:: EXERCISE BRIEF ::
Tally the lines in the data that follows that include the word "JSON", and report nothing but the total.

╭──

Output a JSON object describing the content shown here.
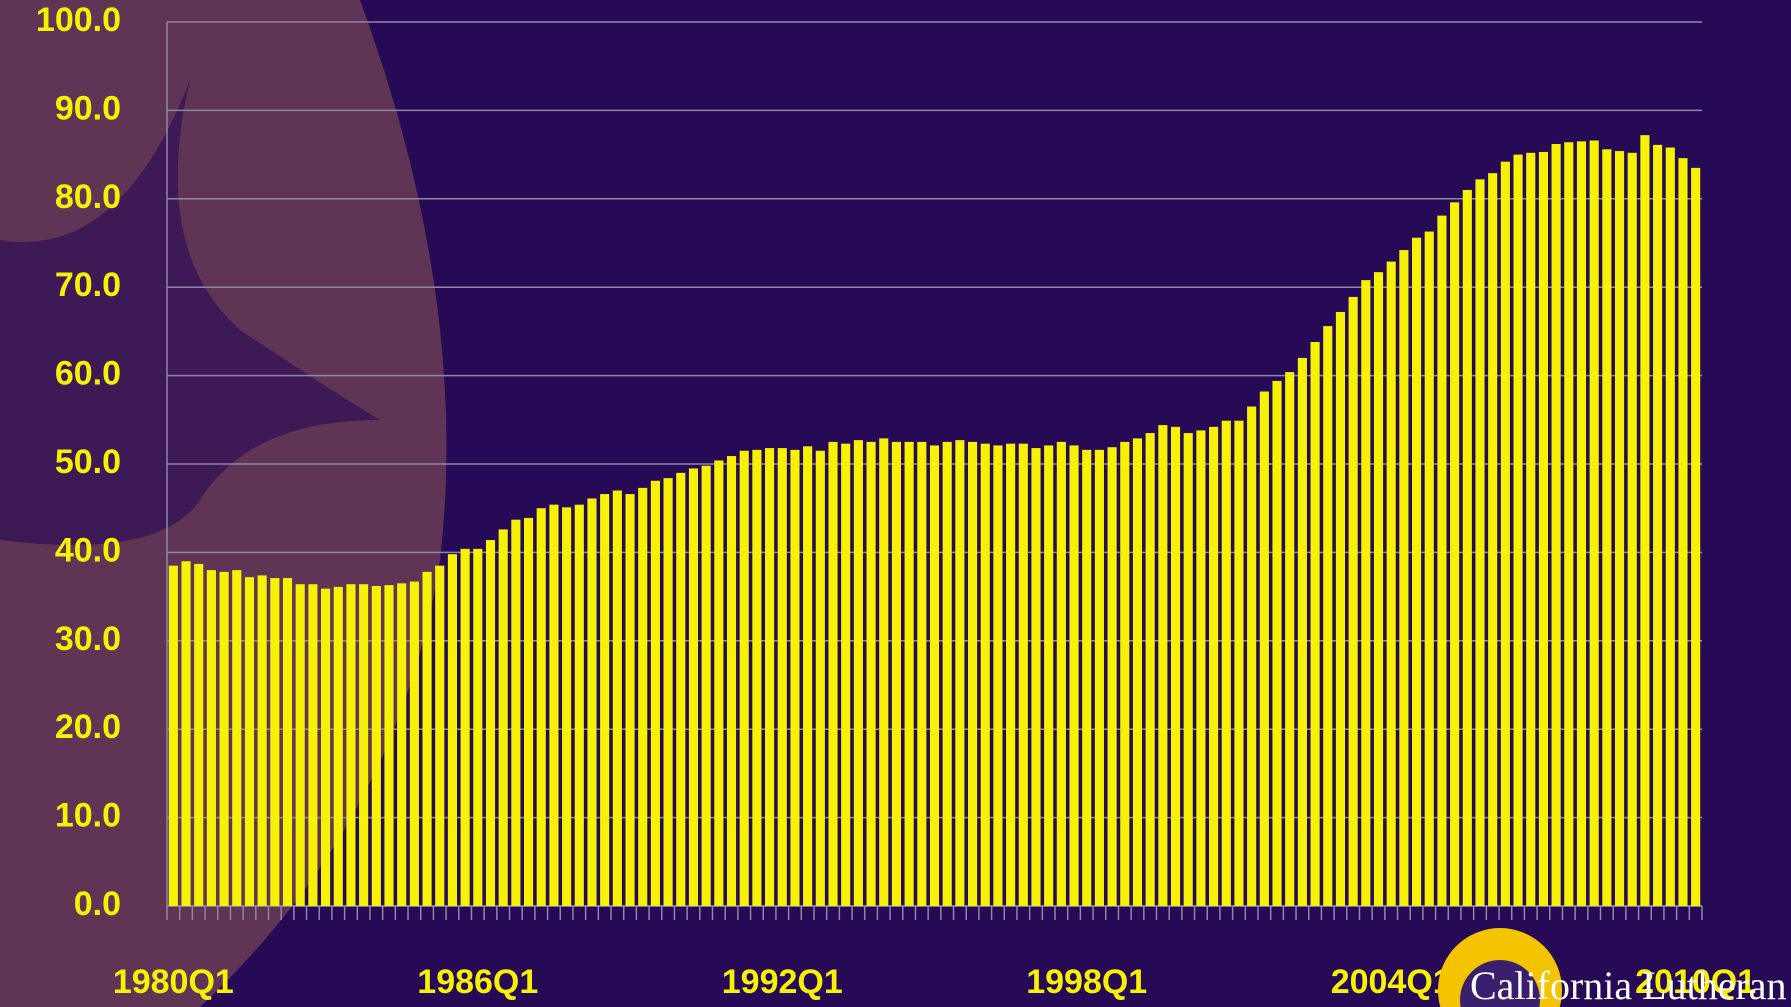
{
  "chart_data": {
    "type": "bar",
    "categories": [
      "1980Q1",
      null,
      null,
      null,
      null,
      null,
      null,
      null,
      null,
      null,
      null,
      null,
      null,
      null,
      null,
      null,
      null,
      null,
      null,
      null,
      null,
      null,
      null,
      null,
      "1986Q1",
      null,
      null,
      null,
      null,
      null,
      null,
      null,
      null,
      null,
      null,
      null,
      null,
      null,
      null,
      null,
      null,
      null,
      null,
      null,
      null,
      null,
      null,
      null,
      "1992Q1",
      null,
      null,
      null,
      null,
      null,
      null,
      null,
      null,
      null,
      null,
      null,
      null,
      null,
      null,
      null,
      null,
      null,
      null,
      null,
      null,
      null,
      null,
      null,
      "1998Q1",
      null,
      null,
      null,
      null,
      null,
      null,
      null,
      null,
      null,
      null,
      null,
      null,
      null,
      null,
      null,
      null,
      null,
      null,
      null,
      null,
      null,
      null,
      null,
      "2004Q1",
      null,
      null,
      null,
      null,
      null,
      null,
      null,
      null,
      null,
      null,
      null,
      null,
      null,
      null,
      null,
      null,
      null,
      null,
      null,
      null,
      null,
      null,
      null,
      "2010Q1"
    ],
    "values": [
      38.5,
      39.0,
      38.7,
      38.0,
      37.8,
      38.0,
      37.2,
      37.4,
      37.1,
      37.1,
      36.4,
      36.4,
      35.9,
      36.1,
      36.4,
      36.4,
      36.2,
      36.3,
      36.5,
      36.7,
      37.8,
      38.5,
      39.8,
      40.4,
      40.4,
      41.4,
      42.6,
      43.7,
      43.9,
      45.0,
      45.4,
      45.1,
      45.4,
      46.1,
      46.6,
      47.0,
      46.6,
      47.3,
      48.1,
      48.4,
      49.0,
      49.5,
      49.8,
      50.4,
      50.9,
      51.5,
      51.6,
      51.8,
      51.8,
      51.6,
      52.0,
      51.5,
      52.5,
      52.3,
      52.7,
      52.5,
      52.9,
      52.5,
      52.5,
      52.5,
      52.1,
      52.5,
      52.7,
      52.5,
      52.3,
      52.1,
      52.3,
      52.3,
      51.8,
      52.1,
      52.5,
      52.1,
      51.6,
      51.6,
      51.9,
      52.5,
      52.9,
      53.5,
      54.4,
      54.2,
      53.5,
      53.8,
      54.2,
      54.9,
      54.9,
      56.5,
      58.2,
      59.4,
      60.4,
      62.0,
      63.8,
      65.6,
      67.2,
      68.9,
      70.8,
      71.7,
      72.9,
      74.2,
      75.6,
      76.3,
      78.1,
      79.6,
      81.0,
      82.2,
      82.9,
      84.2,
      85.0,
      85.2,
      85.3,
      86.2,
      86.4,
      86.5,
      86.6,
      85.6,
      85.4,
      85.2,
      87.2,
      86.1,
      85.8,
      84.6,
      83.5
    ],
    "color": "#f7f205",
    "ylim": [
      0,
      100
    ],
    "yticks": [
      {
        "value": 0,
        "label": "0.0"
      },
      {
        "value": 10,
        "label": "10.0"
      },
      {
        "value": 20,
        "label": "20.0"
      },
      {
        "value": 30,
        "label": "30.0"
      },
      {
        "value": 40,
        "label": "40.0"
      },
      {
        "value": 50,
        "label": "50.0"
      },
      {
        "value": 60,
        "label": "60.0"
      },
      {
        "value": 70,
        "label": "70.0"
      },
      {
        "value": 80,
        "label": "80.0"
      },
      {
        "value": 90,
        "label": "90.0"
      },
      {
        "value": 100,
        "label": "100.0"
      }
    ],
    "grid": true
  },
  "logo_text": "California Lutheran"
}
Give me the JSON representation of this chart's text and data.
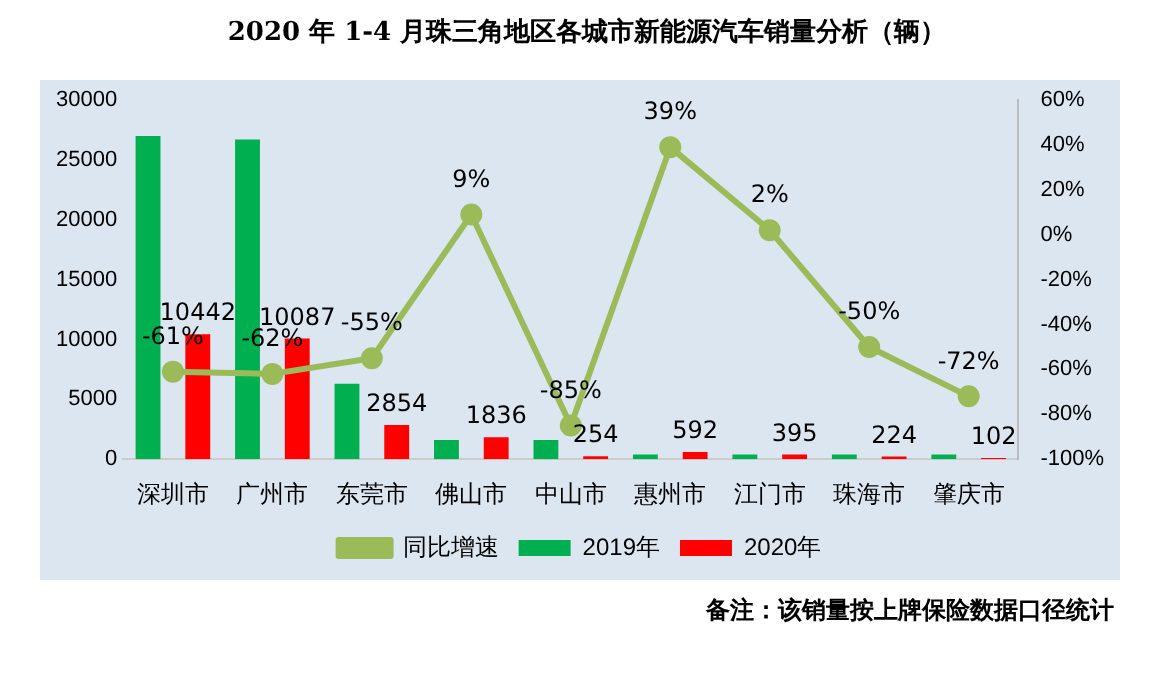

╰──

:: THE RESULT ::
2